====== Items

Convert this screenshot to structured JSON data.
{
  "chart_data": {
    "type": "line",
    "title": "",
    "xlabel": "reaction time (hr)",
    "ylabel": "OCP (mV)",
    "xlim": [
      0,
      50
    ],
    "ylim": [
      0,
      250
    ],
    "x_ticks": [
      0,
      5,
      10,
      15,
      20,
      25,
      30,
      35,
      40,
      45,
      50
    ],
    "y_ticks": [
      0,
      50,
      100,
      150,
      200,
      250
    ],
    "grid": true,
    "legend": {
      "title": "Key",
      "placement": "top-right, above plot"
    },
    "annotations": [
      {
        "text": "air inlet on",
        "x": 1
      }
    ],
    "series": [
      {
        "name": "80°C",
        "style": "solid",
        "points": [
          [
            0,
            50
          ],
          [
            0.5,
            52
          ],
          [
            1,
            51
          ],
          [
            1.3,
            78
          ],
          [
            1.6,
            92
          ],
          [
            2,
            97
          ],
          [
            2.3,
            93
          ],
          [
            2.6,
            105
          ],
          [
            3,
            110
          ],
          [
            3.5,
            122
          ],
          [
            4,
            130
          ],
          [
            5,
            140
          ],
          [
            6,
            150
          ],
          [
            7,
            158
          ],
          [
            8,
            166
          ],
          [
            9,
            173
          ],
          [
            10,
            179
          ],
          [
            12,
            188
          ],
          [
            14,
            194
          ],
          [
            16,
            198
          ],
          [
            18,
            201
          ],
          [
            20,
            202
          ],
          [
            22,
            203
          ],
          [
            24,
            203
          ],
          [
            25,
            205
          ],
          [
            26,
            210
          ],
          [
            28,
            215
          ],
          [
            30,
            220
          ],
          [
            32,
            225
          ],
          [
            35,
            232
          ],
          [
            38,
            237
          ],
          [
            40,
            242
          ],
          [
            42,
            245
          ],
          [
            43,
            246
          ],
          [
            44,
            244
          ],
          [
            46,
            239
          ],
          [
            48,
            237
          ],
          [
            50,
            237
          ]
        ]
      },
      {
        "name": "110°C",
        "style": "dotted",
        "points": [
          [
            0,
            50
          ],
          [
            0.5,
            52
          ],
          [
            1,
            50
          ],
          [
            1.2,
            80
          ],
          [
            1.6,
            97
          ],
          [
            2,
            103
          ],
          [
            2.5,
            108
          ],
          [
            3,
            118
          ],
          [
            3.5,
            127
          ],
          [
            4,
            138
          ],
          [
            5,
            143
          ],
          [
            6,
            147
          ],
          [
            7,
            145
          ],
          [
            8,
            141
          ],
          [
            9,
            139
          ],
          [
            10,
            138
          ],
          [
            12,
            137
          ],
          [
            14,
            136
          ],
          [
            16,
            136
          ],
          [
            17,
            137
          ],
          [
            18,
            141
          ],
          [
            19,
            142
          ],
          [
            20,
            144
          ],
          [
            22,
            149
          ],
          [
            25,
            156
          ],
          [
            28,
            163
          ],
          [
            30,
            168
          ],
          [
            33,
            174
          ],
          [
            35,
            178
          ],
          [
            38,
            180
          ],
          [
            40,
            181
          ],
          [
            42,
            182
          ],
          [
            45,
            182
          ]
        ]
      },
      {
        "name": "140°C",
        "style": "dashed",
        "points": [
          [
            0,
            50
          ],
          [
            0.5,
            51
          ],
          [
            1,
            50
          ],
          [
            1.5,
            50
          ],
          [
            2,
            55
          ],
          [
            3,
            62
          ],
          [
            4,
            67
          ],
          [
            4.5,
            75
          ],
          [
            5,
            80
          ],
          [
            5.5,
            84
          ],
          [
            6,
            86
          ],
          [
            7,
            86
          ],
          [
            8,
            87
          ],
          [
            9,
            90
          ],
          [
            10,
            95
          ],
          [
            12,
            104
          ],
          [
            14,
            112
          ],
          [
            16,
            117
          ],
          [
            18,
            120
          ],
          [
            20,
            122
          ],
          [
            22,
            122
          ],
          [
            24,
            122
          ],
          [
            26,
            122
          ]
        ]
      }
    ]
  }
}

============
====== Items

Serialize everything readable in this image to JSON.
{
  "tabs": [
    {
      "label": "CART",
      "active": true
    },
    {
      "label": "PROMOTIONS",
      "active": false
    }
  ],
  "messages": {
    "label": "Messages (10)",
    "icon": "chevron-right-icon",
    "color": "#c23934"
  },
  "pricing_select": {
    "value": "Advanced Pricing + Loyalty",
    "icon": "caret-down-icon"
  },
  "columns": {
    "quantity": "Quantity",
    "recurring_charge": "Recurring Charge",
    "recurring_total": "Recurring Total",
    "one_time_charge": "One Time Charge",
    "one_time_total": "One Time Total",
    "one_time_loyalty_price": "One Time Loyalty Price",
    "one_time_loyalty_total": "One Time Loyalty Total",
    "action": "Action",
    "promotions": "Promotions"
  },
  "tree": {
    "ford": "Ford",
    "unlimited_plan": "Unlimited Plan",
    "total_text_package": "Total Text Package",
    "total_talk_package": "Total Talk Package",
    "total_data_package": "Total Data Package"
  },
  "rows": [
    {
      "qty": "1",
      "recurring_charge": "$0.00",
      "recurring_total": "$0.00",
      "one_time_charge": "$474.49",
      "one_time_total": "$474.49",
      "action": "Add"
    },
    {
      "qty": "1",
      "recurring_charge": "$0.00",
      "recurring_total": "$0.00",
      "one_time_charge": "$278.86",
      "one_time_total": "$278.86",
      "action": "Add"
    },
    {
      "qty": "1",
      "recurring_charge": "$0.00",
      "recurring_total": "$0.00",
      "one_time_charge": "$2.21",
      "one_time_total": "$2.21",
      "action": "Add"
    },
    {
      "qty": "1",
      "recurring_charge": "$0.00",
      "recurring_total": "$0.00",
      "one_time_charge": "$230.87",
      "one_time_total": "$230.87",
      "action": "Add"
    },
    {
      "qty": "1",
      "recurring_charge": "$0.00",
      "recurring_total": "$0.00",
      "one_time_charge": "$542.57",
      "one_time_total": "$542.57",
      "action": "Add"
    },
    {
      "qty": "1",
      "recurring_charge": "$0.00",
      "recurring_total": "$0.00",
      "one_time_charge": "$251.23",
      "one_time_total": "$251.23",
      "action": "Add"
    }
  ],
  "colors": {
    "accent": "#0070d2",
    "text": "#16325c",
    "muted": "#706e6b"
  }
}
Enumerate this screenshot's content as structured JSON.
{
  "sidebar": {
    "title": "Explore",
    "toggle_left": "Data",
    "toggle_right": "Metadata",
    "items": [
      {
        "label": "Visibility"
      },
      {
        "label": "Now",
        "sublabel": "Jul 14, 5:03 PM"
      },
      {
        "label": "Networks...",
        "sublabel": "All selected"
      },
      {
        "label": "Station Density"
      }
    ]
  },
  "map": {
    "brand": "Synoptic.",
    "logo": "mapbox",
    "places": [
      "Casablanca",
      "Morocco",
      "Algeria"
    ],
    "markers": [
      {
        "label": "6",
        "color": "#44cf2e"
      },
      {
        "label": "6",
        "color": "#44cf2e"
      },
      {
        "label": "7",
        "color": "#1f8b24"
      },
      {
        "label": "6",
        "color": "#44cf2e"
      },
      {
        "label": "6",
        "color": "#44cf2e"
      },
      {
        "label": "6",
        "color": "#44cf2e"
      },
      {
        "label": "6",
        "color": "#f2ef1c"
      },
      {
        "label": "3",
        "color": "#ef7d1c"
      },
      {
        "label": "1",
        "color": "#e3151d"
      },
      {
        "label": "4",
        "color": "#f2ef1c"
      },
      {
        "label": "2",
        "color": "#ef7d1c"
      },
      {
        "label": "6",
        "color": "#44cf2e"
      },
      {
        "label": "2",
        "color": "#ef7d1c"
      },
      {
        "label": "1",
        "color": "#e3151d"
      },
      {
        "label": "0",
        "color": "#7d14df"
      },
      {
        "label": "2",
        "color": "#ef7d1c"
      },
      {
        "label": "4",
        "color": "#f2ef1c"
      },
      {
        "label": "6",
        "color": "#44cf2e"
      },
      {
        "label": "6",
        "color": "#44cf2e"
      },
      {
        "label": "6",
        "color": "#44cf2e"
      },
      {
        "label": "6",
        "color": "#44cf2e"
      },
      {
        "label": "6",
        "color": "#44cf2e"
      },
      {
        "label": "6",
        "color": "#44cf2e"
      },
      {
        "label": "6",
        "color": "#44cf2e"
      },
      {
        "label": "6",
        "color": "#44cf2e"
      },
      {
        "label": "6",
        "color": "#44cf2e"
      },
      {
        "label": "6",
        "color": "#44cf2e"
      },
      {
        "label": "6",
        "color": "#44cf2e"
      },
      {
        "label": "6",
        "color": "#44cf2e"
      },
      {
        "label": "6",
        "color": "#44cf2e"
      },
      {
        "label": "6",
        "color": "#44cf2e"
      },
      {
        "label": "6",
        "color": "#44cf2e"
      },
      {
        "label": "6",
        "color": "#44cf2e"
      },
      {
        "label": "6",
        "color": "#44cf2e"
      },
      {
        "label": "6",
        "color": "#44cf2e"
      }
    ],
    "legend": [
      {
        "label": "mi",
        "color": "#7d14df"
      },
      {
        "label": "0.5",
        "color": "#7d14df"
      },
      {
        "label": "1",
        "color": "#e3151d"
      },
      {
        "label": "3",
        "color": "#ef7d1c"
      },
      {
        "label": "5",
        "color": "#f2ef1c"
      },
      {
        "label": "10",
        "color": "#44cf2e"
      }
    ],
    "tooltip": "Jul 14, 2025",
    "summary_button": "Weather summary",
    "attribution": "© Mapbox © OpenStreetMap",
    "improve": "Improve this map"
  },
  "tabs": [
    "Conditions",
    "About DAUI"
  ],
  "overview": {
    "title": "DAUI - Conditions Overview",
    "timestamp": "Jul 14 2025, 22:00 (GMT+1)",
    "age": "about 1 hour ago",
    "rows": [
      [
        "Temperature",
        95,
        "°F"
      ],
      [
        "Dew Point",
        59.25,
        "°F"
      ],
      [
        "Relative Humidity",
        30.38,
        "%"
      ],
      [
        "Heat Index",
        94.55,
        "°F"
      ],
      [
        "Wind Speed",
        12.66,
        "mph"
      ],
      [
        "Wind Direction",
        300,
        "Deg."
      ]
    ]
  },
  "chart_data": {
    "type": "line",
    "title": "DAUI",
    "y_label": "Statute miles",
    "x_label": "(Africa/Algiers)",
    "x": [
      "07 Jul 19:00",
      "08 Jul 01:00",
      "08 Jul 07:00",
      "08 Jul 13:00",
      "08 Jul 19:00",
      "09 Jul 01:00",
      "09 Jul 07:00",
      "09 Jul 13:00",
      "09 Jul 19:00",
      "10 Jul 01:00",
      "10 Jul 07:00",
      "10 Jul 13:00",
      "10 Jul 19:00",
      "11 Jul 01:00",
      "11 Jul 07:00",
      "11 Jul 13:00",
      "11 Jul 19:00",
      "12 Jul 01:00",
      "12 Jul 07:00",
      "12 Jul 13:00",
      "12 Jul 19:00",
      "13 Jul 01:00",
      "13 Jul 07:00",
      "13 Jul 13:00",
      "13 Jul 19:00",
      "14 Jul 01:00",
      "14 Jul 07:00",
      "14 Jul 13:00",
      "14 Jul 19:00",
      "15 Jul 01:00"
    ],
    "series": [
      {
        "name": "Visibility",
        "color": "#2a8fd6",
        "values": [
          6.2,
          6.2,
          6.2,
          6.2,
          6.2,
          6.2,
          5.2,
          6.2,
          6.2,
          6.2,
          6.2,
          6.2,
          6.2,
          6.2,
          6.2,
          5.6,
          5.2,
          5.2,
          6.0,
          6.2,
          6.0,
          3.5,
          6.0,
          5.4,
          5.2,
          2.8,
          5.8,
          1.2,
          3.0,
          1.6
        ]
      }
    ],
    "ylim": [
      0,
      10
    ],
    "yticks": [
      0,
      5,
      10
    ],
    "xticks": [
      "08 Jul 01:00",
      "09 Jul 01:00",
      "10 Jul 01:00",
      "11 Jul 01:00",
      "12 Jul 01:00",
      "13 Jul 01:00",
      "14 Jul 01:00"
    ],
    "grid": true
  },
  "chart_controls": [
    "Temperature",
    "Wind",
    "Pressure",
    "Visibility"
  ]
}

============

- Objective -
Extract every line above that contains the word "screenshot".

- Expected answer -
Convert this screenshot to structured JSON data.
Enumerate this screenshot's content as structured JSON.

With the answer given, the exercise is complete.